• Selected text:
────────

POST-URUGUAY DUTY , See Pre-Uruguay and Post-Uruguay Duty

PREFERENCES Special trade advantages (e.g. tariff preferences) granted by a government to some of its trading partners to promote trade with them.

COMMON MARKET FOR EASTERN AND SOUTHERN AFRICA (COMESA) A preferential trade area between Burundi, Comoros, Democratic Republic of Congo (DRC), Djibouti, Egypt, Eritrea, Ethiopia, Kenya, Libya, Madagascar, Malawi, Mauritius, Rwanda, Seychelles, Sudan, Swaziland, Uganda, Zambia, and Zimbabwe. 13 of the COMESA members are part of the COMESA free trade area.

QR , See Quantitative Restriction.

QUANTITATIVE RESTRICTIONS (QRs) Restrictions which limit the value or quantity of goods which can be imported or exported during a given period.

ROUNDS of Multilateral Trade Negotiations , see GATT ROUNDS

RULES OF ORIGIN Regulations to define a country of origin of goods in international trade. , A country must satisfy the rules of origin to be considered as the country of origin of goods for the purpose of obtaining MFN treatment or preferential treatment.

SAFEGUARD A special safeguard may be invoked in specific cases to partly offset a significant decline in import prices or a surge in the volume of imports.

SANITARY AND PHYTOSANITARY MEASURES (SPS) Food safety and animal and plant health measures. These measures are regulated in the WTO in terms of the Agreement on Sanitary and Phytosanitary Measures and the Agreement on Technical Barriers to Trade.

SITC , See Standard International Trade Classification.

SCHEDULE OF CONCESSIONS , See GATT Schedule of concessions

SECTIONS HS chapters are logically grouped in sections representing groups of products. , There are 21 HS sections.

SOUTHERN AFRICAN CUSTOMS UNION (SACU) A customs union between South Africa, Botswana, Lesotho, Namibia and Swaziland. SACU is the oldest customs union in the world.

SOUTHERN AFRICAN DEVELOPMENT COMMUNITY (SADC) A preferential trading agreement between Angola, Botswana, the Democratic Republic of Congo, Lesotho, Madagascar, Malawi, Mauritius, Mozambique, Namibia, Seychelles, South Africa, Swaziland, United Republic of Tanzania, Zambia and Zimbabwe. Twelve of its members established a Free Trade Area in 2008 under the SADC Trade Protocol.

SOUTHERN COMMON MARKET (MERCOSUR) An interim agreement for the formation of a customs union between Argentina, Brazil, Paraguay and Uruguay.

SPECIFIC DUTY A specific duty is a customs duty which is not related to the value of the imported goods but to the weight, volume, surface, etc. of the goods. , The specific duty stipulates how many units of currency are to be levied per unit of quantity (e.g. 2.00 Swiss Francs per KG).

────────

• Stated problem 1: Write down the passage of the trade glossary that begins with the words containing "SAFEGUARD A special" and ends with "International Trade Classification.", word for word.

────────

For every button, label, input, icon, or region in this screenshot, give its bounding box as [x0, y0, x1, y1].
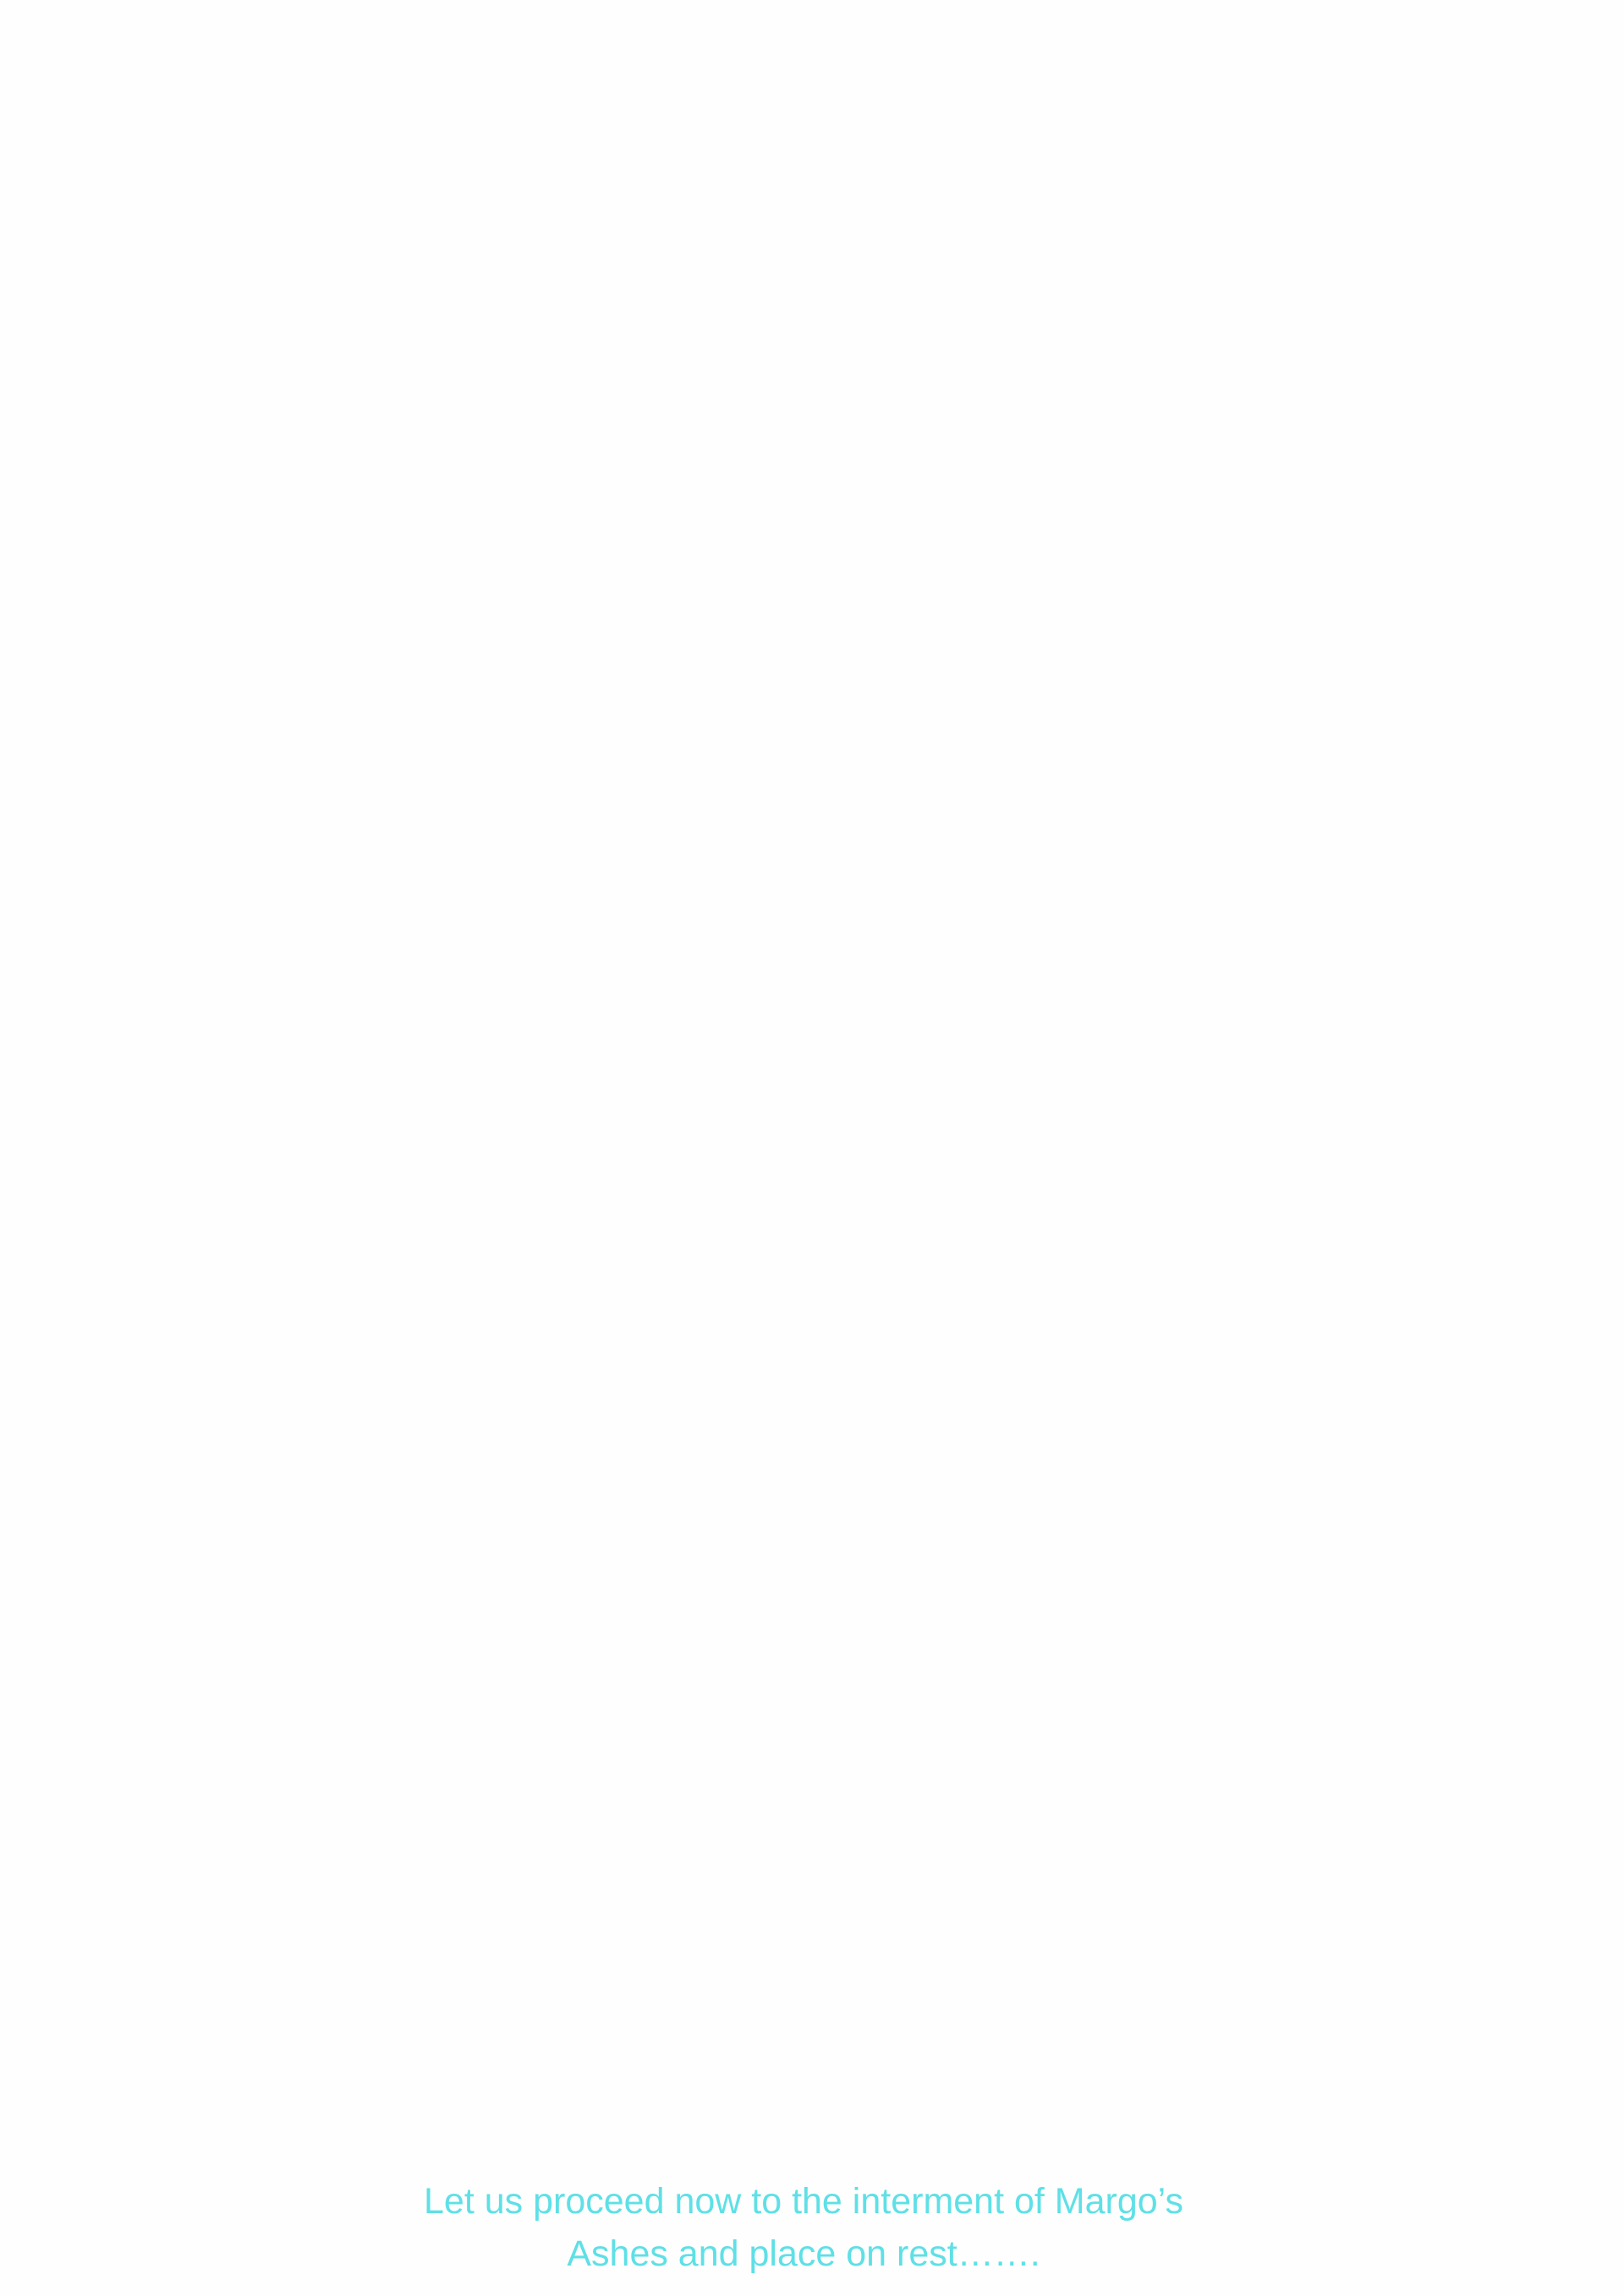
closing-paragraph: [0, 2175, 1607, 2280]
closing-text-line-2: Ashes and place on rest…….: [567, 2233, 1040, 2274]
closing-text-line-1: Let us proceed now to the interment of Margo’s: [424, 2181, 1183, 2222]
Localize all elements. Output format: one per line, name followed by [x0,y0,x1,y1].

────────

• Stated problem 2: Extract every line of the rows above verbatim, leaving the pictures out.

• Correct output 1:
SAFEGUARD A special safeguard may be invoked in specific cases to partly offset a significant decline in import prices or a surge in the volume of imports.

SANITARY AND PHYTOSANITARY MEASURES (SPS) Food safety and animal and plant health measures. These measures are regulated in the WTO in terms of the Agreement on Sanitary and Phytosanitary Measures and the Agreement on Technical Barriers to Trade.

SITC , See Standard International Trade Classification.

• Correct output 2:
For every button, label, input, icon, or region in this screenshot, give its bounding box as [x0, y0, x1, y1].
closing-paragraph: [0, 2175, 1607, 2280]
closing-text-line-2: Ashes and place on rest…….: [567, 2233, 1040, 2274]
closing-text-line-1: Let us proceed now to the interment of Margo’s: [424, 2181, 1183, 2222]
Localize all elements. Output format: one per line, name followed by [x0,y0,x1,y1].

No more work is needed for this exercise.